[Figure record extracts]

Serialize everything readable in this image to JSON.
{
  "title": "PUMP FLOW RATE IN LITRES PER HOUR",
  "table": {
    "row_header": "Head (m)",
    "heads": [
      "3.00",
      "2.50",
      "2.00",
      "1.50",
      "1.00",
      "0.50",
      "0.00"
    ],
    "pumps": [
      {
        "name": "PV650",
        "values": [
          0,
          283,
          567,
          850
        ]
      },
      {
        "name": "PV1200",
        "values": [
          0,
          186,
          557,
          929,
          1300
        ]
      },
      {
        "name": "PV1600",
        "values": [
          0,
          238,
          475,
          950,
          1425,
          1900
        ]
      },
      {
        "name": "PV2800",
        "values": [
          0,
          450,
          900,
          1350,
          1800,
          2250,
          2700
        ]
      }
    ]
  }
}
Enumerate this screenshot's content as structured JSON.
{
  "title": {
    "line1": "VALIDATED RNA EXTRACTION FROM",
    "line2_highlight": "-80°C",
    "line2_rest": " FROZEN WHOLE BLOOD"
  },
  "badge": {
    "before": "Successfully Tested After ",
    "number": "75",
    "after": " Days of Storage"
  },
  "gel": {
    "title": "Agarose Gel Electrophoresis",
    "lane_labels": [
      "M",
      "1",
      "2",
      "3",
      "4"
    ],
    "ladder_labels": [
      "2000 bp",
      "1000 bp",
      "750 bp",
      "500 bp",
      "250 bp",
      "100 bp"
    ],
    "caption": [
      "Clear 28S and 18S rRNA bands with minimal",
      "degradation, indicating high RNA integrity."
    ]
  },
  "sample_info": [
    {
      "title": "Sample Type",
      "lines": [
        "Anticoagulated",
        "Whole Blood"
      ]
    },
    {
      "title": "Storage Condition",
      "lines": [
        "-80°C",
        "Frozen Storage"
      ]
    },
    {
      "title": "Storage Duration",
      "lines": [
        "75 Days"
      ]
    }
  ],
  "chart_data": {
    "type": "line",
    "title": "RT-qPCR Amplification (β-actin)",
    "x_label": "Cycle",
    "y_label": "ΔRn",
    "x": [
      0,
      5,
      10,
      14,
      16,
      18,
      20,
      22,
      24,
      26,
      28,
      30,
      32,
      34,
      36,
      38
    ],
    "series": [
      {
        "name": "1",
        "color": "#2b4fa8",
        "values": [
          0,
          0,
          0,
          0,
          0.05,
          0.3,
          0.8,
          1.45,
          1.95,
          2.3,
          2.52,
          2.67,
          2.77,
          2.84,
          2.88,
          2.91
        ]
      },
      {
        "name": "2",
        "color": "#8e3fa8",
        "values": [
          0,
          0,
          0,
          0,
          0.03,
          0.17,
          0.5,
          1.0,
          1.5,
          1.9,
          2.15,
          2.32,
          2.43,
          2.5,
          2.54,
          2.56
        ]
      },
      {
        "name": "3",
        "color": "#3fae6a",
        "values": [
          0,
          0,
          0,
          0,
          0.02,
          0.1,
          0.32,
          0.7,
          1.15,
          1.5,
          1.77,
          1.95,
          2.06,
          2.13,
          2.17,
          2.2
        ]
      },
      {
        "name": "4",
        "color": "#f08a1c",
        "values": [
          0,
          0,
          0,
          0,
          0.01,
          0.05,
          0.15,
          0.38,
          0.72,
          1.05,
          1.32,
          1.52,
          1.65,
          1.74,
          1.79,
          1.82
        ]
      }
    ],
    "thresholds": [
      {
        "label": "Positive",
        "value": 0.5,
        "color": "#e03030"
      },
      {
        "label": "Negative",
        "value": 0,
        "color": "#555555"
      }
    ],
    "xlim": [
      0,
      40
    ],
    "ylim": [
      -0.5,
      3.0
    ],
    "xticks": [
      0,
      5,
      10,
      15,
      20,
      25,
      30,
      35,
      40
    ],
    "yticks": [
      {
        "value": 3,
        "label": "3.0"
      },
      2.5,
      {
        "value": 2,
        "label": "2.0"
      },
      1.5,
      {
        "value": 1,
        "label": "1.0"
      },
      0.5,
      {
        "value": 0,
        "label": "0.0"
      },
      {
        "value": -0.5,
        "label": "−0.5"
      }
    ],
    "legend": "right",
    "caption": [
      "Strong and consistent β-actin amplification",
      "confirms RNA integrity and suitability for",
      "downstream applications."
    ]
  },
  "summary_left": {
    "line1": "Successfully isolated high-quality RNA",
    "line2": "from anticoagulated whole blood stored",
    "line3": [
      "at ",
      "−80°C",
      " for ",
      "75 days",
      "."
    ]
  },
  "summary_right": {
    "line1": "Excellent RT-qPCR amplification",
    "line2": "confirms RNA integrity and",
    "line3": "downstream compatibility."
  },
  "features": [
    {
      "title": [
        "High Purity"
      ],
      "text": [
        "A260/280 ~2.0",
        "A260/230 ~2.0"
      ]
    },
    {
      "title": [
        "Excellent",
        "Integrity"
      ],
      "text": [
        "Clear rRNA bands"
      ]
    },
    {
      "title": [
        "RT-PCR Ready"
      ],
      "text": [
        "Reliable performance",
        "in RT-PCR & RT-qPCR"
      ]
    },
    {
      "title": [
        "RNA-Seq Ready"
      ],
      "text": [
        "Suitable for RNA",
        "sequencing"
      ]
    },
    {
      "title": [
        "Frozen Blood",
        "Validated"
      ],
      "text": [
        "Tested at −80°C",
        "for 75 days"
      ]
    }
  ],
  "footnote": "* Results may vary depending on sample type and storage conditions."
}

## What you should do
Restate each of the entries above verbatim.

## The solution
Serialize everything readable in this image to JSON.
{
  "title": "PUMP FLOW RATE IN LITRES PER HOUR",
  "table": {
    "row_header": "Head (m)",
    "heads": [
      "3.00",
      "2.50",
      "2.00",
      "1.50",
      "1.00",
      "0.50",
      "0.00"
    ],
    "pumps": [
      {
        "name": "PV650",
        "values": [
          0,
          283,
          567,
          850
        ]
      },
      {
        "name": "PV1200",
        "values": [
          0,
          186,
          557,
          929,
          1300
        ]
      },
      {
        "name": "PV1600",
        "values": [
          0,
          238,
          475,
          950,
          1425,
          1900
        ]
      },
      {
        "name": "PV2800",
        "values": [
          0,
          450,
          900,
          1350,
          1800,
          2250,
          2700
        ]
      }
    ]
  }
}
Enumerate this screenshot's content as structured JSON.
{
  "title": {
    "line1": "VALIDATED RNA EXTRACTION FROM",
    "line2_highlight": "-80°C",
    "line2_rest": " FROZEN WHOLE BLOOD"
  },
  "badge": {
    "before": "Successfully Tested After ",
    "number": "75",
    "after": " Days of Storage"
  },
  "gel": {
    "title": "Agarose Gel Electrophoresis",
    "lane_labels": [
      "M",
      "1",
      "2",
      "3",
      "4"
    ],
    "ladder_labels": [
      "2000 bp",
      "1000 bp",
      "750 bp",
      "500 bp",
      "250 bp",
      "100 bp"
    ],
    "caption": [
      "Clear 28S and 18S rRNA bands with minimal",
      "degradation, indicating high RNA integrity."
    ]
  },
  "sample_info": [
    {
      "title": "Sample Type",
      "lines": [
        "Anticoagulated",
        "Whole Blood"
      ]
    },
    {
      "title": "Storage Condition",
      "lines": [
        "-80°C",
        "Frozen Storage"
      ]
    },
    {
      "title": "Storage Duration",
      "lines": [
        "75 Days"
      ]
    }
  ],
  "chart_data": {
    "type": "line",
    "title": "RT-qPCR Amplification (β-actin)",
    "x_label": "Cycle",
    "y_label": "ΔRn",
    "x": [
      0,
      5,
      10,
      14,
      16,
      18,
      20,
      22,
      24,
      26,
      28,
      30,
      32,
      34,
      36,
      38
    ],
    "series": [
      {
        "name": "1",
        "color": "#2b4fa8",
        "values": [
          0,
          0,
          0,
          0,
          0.05,
          0.3,
          0.8,
          1.45,
          1.95,
          2.3,
          2.52,
          2.67,
          2.77,
          2.84,
          2.88,
          2.91
        ]
      },
      {
        "name": "2",
        "color": "#8e3fa8",
        "values": [
          0,
          0,
          0,
          0,
          0.03,
          0.17,
          0.5,
          1.0,
          1.5,
          1.9,
          2.15,
          2.32,
          2.43,
          2.5,
          2.54,
          2.56
        ]
      },
      {
        "name": "3",
        "color": "#3fae6a",
        "values": [
          0,
          0,
          0,
          0,
          0.02,
          0.1,
          0.32,
          0.7,
          1.15,
          1.5,
          1.77,
          1.95,
          2.06,
          2.13,
          2.17,
          2.2
        ]
      },
      {
        "name": "4",
        "color": "#f08a1c",
        "values": [
          0,
          0,
          0,
          0,
          0.01,
          0.05,
          0.15,
          0.38,
          0.72,
          1.05,
          1.32,
          1.52,
          1.65,
          1.74,
          1.79,
          1.82
        ]
      }
    ],
    "thresholds": [
      {
        "label": "Positive",
        "value": 0.5,
        "color": "#e03030"
      },
      {
        "label": "Negative",
        "value": 0,
        "color": "#555555"
      }
    ],
    "xlim": [
      0,
      40
    ],
    "ylim": [
      -0.5,
      3.0
    ],
    "xticks": [
      0,
      5,
      10,
      15,
      20,
      25,
      30,
      35,
      40
    ],
    "yticks": [
      {
        "value": 3,
        "label": "3.0"
      },
      2.5,
      {
        "value": 2,
        "label": "2.0"
      },
      1.5,
      {
        "value": 1,
        "label": "1.0"
      },
      0.5,
      {
        "value": 0,
        "label": "0.0"
      },
      {
        "value": -0.5,
        "label": "−0.5"
      }
    ],
    "legend": "right",
    "caption": [
      "Strong and consistent β-actin amplification",
      "confirms RNA integrity and suitability for",
      "downstream applications."
    ]
  },
  "summary_left": {
    "line1": "Successfully isolated high-quality RNA",
    "line2": "from anticoagulated whole blood stored",
    "line3": [
      "at ",
      "−80°C",
      " for ",
      "75 days",
      "."
    ]
  },
  "summary_right": {
    "line1": "Excellent RT-qPCR amplification",
    "line2": "confirms RNA integrity and",
    "line3": "downstream compatibility."
  },
  "features": [
    {
      "title": [
        "High Purity"
      ],
      "text": [
        "A260/280 ~2.0",
        "A260/230 ~2.0"
      ]
    },
    {
      "title": [
        "Excellent",
        "Integrity"
      ],
      "text": [
        "Clear rRNA bands"
      ]
    },
    {
      "title": [
        "RT-PCR Ready"
      ],
      "text": [
        "Reliable performance",
        "in RT-PCR & RT-qPCR"
      ]
    },
    {
      "title": [
        "RNA-Seq Ready"
      ],
      "text": [
        "Suitable for RNA",
        "sequencing"
      ]
    },
    {
      "title": [
        "Frozen Blood",
        "Validated"
      ],
      "text": [
        "Tested at −80°C",
        "for 75 days"
      ]
    }
  ],
  "footnote": "* Results may vary depending on sample type and storage conditions."
}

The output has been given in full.